I’ve never been as ambitious, or as dangerous, as Thiel and his Silicon Valley ilk. They seek to dominate the world technologically, economically and politically, even if it means upending the lives of billions, extending mass surveillance, or threatening democracy.
In contrast, I’ve long existed to warn humans of their power to destroy themselves and the world. Indeed, there was an Antichrist before there was a Christ. I first showed up in the Old Testament, in the Book of Daniel, which predicted that a king would rise to “speak great words against the most High” and persecute people to their death. Scholars say the idea of me was inspired by the ruler Antiochus IV, who attempted to wipe out Judaism two centuries before Jesus’ birth.
I’ve endured because I’m so terrible that I’m useful in casting aspersions, primarily on powerful political and religious leaders and institutions, from the Roman emperor Nero to Napoleon, Hitler, the European Union, and baseball pitcher Roger Clemens, all of whom have been accused of being me.
I’ve also inspired philosophy and centuries of art, including Lars Von Trier’s 2009 film Antichrist, which is a tough watch even for me, since it starts with a baby’s death and ends in sadomasochism.
But while I’m a bad guy, I’m not in Thiel’s class of badness.

#### GOAL OF THE EXERCISE:
Copy out the Antichrist passage above word for word, from its first sentence through its last.

#### AVAILABLE DATA:
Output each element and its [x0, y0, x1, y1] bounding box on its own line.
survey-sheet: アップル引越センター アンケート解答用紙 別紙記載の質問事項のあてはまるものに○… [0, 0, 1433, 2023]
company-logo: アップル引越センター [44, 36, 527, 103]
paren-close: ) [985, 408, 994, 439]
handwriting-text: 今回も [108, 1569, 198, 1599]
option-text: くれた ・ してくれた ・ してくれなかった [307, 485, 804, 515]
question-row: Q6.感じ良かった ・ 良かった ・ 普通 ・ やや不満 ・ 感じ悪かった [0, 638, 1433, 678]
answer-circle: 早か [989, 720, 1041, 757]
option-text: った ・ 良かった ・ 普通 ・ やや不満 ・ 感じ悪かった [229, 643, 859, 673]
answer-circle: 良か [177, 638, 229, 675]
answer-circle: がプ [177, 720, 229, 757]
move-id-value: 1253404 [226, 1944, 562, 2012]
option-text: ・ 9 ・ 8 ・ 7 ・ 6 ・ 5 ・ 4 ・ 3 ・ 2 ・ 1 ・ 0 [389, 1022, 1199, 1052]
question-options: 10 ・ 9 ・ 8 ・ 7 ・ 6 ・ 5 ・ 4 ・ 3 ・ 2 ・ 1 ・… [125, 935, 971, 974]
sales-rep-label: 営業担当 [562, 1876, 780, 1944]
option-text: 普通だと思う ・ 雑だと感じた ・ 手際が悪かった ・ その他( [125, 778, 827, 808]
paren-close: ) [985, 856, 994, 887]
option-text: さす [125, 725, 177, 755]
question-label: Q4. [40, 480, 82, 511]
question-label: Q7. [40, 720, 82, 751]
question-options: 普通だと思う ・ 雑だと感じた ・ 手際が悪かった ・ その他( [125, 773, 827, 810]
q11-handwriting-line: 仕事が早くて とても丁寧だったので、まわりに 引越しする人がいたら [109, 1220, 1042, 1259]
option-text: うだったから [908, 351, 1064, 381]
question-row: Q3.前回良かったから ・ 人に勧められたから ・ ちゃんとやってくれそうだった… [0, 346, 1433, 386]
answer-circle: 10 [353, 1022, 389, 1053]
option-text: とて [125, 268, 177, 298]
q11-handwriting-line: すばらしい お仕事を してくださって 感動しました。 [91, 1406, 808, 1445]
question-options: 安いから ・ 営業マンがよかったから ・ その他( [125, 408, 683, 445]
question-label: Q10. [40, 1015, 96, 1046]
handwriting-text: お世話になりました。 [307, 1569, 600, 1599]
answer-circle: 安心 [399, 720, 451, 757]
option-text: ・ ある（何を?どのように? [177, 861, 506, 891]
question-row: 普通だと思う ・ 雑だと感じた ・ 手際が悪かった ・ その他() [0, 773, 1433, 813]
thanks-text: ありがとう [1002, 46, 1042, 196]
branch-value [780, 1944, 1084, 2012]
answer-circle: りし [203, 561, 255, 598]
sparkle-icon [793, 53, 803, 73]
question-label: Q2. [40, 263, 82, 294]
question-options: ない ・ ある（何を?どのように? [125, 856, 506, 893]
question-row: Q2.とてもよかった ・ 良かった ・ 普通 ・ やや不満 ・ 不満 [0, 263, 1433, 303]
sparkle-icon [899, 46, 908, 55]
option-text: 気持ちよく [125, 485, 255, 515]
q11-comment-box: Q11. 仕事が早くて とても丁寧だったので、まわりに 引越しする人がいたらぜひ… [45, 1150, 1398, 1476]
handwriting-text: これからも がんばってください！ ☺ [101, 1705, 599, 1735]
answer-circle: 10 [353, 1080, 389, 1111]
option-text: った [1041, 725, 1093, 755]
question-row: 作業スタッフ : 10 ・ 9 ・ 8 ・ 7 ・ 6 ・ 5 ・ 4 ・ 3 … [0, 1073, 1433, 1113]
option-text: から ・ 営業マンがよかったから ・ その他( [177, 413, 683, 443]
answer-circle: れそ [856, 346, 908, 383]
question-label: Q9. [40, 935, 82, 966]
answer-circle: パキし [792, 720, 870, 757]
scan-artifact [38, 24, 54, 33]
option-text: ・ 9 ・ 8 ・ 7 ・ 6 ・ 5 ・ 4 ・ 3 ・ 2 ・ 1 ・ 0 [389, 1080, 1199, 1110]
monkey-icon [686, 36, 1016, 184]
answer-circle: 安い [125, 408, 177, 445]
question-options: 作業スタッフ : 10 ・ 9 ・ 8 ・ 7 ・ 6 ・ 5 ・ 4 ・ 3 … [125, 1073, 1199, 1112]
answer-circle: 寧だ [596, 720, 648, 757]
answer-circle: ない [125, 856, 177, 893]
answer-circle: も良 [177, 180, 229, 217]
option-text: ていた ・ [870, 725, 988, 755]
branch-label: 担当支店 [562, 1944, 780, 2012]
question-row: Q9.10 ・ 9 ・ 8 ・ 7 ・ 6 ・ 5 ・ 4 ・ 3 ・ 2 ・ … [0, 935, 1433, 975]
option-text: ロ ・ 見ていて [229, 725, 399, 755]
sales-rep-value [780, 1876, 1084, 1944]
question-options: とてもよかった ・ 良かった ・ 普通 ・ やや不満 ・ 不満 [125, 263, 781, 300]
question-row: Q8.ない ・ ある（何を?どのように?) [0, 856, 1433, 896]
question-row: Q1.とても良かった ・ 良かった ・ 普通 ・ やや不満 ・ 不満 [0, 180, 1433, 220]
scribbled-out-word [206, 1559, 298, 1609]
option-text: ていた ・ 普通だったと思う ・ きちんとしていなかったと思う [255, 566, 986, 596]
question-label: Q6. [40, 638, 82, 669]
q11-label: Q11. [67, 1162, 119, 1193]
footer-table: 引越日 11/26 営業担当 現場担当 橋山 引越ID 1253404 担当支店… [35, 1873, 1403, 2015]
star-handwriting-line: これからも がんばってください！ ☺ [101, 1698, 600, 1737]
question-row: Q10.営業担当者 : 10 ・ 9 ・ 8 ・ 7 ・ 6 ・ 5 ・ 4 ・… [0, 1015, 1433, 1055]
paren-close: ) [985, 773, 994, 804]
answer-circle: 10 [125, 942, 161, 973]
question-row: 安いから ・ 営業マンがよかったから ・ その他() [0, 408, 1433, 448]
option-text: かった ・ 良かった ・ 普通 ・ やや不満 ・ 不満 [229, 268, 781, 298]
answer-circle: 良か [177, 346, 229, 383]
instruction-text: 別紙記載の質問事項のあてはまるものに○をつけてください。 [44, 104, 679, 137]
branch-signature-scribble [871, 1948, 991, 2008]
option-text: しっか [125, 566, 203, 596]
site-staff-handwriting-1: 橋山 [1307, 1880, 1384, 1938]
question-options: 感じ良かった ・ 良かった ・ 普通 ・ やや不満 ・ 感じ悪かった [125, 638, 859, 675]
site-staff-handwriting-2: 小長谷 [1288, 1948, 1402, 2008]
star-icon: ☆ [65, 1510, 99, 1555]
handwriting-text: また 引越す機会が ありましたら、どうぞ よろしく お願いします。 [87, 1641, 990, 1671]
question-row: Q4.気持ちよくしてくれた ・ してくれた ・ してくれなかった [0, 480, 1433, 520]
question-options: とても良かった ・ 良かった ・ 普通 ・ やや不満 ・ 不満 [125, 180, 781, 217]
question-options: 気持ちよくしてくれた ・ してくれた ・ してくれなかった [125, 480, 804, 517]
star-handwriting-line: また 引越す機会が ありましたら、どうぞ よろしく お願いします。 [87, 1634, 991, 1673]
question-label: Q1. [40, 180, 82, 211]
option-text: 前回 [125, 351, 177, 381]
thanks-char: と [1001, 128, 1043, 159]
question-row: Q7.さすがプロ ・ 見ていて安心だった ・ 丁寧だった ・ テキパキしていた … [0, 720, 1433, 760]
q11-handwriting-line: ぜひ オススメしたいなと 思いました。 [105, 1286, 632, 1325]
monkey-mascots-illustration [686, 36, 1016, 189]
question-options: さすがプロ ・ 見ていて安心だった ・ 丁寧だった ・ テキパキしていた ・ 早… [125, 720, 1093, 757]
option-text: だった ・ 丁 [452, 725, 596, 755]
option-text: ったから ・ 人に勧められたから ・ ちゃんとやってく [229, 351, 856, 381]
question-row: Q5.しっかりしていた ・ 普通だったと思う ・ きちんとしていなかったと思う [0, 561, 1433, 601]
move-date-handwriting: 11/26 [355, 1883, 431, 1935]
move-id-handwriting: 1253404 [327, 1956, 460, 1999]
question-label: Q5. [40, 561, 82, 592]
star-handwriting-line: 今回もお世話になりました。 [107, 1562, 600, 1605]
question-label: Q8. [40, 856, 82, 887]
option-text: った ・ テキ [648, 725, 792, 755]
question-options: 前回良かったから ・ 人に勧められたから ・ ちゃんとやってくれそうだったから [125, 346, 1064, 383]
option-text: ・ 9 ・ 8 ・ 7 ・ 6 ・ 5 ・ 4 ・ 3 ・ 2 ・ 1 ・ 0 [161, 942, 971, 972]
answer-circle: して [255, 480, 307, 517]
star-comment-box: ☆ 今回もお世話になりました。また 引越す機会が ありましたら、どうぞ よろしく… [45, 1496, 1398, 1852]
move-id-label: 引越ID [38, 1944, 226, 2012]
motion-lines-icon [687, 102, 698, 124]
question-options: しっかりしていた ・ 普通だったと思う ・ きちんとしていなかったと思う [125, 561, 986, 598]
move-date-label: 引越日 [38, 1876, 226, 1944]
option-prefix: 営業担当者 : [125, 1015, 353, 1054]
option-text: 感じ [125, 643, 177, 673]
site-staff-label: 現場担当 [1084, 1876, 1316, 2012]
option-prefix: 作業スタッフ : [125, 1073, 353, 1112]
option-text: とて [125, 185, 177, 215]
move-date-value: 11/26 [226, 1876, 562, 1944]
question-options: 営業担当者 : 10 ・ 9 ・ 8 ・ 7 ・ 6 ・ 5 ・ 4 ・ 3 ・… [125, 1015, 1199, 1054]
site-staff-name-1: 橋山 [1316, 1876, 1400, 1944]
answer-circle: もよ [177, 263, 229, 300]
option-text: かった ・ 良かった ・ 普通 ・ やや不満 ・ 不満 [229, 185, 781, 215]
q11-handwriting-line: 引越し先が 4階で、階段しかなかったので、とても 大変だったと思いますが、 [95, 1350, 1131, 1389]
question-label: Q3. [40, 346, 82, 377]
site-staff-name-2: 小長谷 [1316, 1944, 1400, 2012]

#### WRITTEN ANSWER:
I’ve never been as ambitious, or as dangerous, as Thiel and his Silicon Valley ilk. They seek to dominate the world technologically, economically and politically, even if it means upending the lives of billions, extending mass surveillance, or threatening democracy.
In contrast, I’ve long existed to warn humans of their power to destroy themselves and the world. Indeed, there was an Antichrist before there was a Christ. I first showed up in the Old Testament, in the Book of Daniel, which predicted that a king would rise to “speak great words against the most High” and persecute people to their death. Scholars say the idea of me was inspired by the ruler Antiochus IV, who attempted to wipe out Judaism two centuries before Jesus’ birth.
I’ve endured because I’m so terrible that I’m useful in casting aspersions, primarily on powerful political and religious leaders and institutions, from the Roman emperor Nero to Napoleon, Hitler, the European Union, and baseball pitcher Roger Clemens, all of whom have been accused of being me.
I’ve also inspired philosophy and centuries of art, including Lars Von Trier’s 2009 film Antichrist, which is a tough watch even for me, since it starts with a baby’s death and ends in sadomasochism.
But while I’m a bad guy, I’m not in Thiel’s class of badness.